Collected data
:::::

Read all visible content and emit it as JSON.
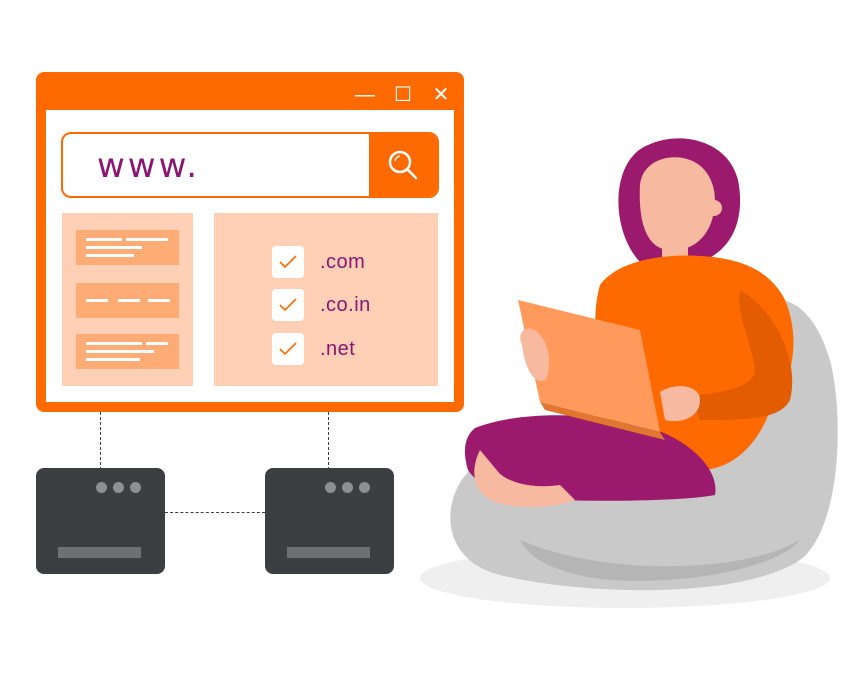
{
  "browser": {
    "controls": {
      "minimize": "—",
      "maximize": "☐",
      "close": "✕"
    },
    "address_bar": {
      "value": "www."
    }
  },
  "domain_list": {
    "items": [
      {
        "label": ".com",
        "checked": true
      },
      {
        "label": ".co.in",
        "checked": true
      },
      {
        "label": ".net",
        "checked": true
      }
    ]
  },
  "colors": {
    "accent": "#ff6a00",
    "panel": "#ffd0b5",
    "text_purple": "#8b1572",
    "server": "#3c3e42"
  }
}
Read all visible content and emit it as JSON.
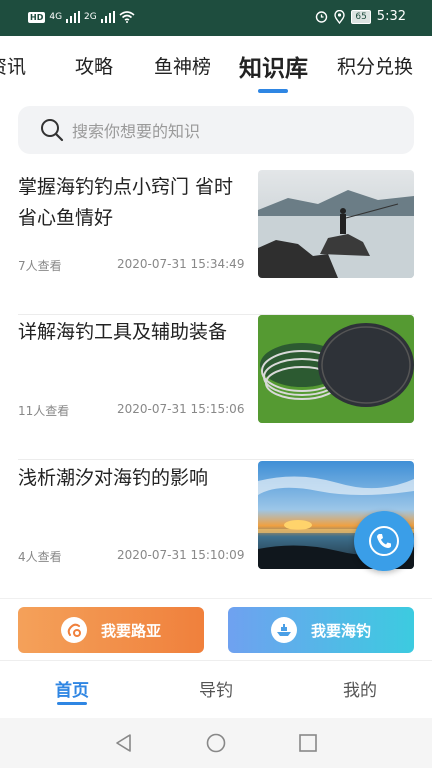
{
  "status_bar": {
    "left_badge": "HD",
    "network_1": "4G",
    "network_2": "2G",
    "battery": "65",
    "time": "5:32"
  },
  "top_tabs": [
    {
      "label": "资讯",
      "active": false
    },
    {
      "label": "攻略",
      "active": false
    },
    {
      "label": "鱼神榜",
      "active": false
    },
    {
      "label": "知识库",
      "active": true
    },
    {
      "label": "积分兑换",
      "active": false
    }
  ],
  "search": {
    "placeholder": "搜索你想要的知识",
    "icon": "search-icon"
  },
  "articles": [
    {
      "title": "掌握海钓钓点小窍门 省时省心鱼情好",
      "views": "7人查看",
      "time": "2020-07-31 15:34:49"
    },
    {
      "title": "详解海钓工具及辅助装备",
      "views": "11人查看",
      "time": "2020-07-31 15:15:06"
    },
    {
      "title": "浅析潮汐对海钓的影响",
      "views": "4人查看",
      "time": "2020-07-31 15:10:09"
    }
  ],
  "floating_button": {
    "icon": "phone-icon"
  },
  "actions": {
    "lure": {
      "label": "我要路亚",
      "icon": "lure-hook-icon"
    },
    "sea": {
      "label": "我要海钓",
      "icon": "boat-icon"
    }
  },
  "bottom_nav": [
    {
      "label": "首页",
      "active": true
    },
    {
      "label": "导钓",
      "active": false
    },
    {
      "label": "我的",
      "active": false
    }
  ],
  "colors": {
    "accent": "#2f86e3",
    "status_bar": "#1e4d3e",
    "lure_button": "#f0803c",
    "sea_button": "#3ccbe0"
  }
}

:::::

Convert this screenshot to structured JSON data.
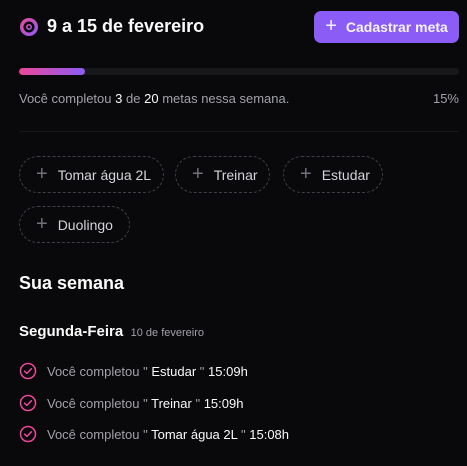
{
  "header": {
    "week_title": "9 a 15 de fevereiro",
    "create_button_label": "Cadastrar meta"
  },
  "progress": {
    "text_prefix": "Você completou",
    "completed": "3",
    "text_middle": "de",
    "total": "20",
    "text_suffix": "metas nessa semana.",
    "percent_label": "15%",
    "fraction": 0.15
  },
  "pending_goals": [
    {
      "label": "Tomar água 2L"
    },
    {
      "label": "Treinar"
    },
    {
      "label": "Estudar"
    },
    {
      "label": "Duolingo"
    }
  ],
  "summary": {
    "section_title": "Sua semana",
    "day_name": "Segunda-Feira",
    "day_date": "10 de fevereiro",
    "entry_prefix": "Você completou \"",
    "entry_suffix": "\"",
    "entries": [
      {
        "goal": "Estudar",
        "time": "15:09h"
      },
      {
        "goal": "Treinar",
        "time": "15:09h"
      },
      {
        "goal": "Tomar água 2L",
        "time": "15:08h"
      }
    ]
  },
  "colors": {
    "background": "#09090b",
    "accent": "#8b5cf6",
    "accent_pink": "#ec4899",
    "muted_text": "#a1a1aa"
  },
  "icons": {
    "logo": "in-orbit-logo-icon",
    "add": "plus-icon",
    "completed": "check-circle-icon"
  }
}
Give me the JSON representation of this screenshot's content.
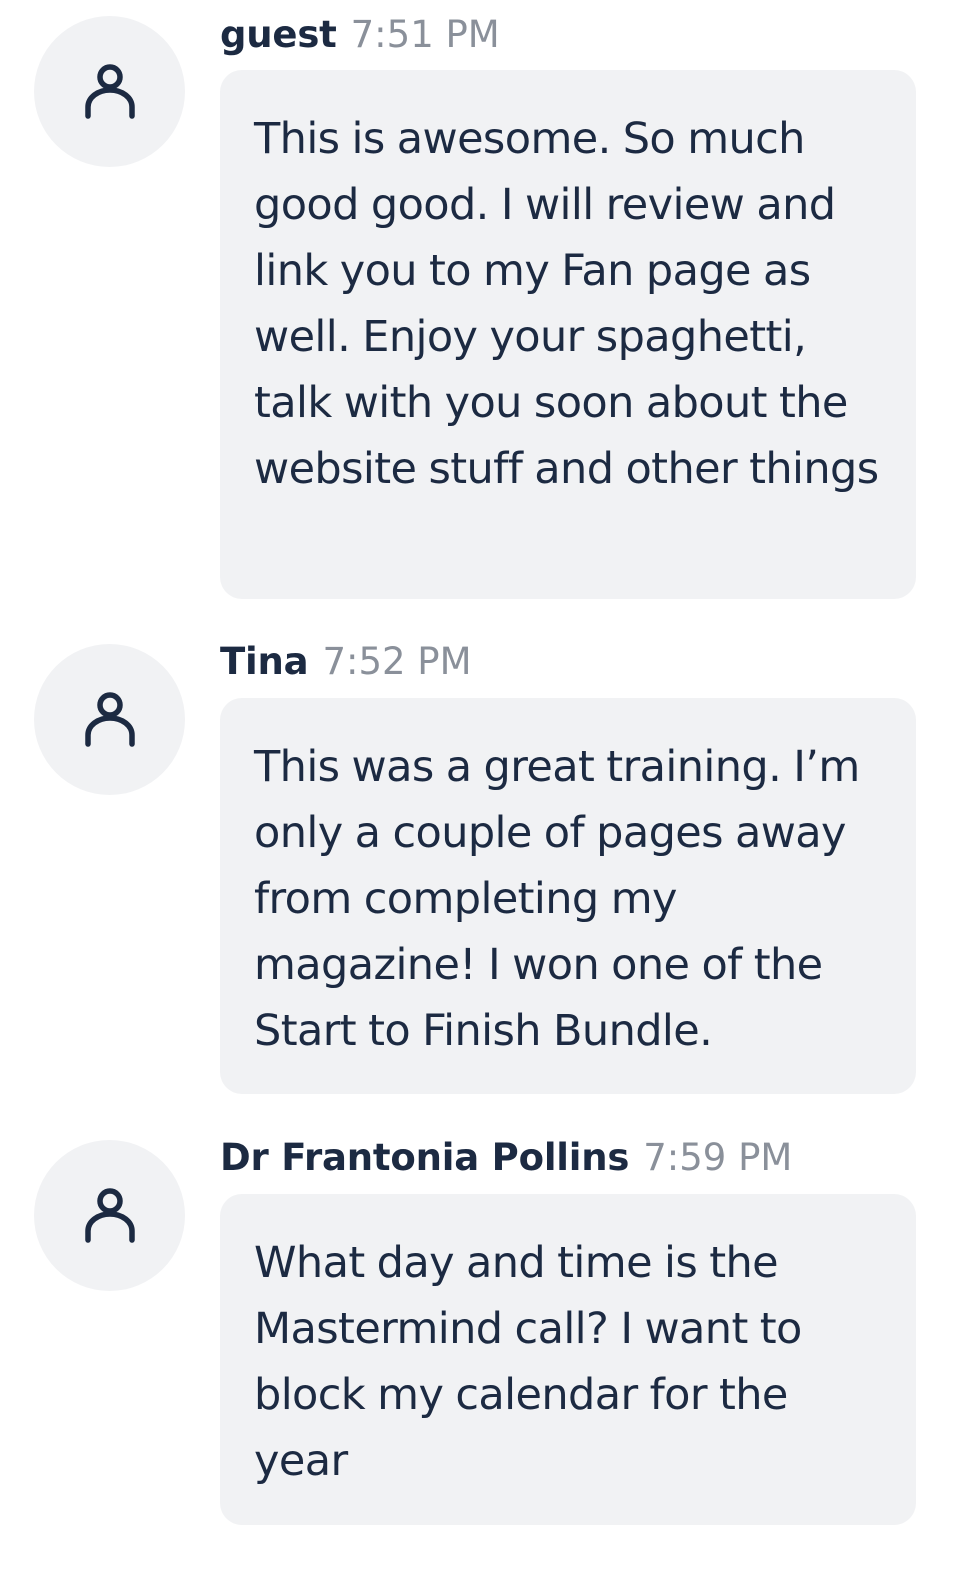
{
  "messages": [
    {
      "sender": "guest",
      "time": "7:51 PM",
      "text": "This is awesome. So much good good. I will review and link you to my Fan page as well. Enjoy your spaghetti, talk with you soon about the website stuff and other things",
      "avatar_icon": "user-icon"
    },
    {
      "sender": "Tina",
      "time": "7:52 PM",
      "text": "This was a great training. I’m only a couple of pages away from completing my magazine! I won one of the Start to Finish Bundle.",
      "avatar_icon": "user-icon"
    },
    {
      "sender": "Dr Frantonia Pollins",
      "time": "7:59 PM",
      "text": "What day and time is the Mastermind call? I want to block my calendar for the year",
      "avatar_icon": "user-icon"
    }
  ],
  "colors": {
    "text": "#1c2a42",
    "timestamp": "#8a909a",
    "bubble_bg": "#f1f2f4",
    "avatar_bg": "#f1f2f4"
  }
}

:::::

TASK TO COMPLETE: Lines in the records that hold the word "JSON" are to be counted; give only the total.

RESPONSE TO THE EXERCISE: 4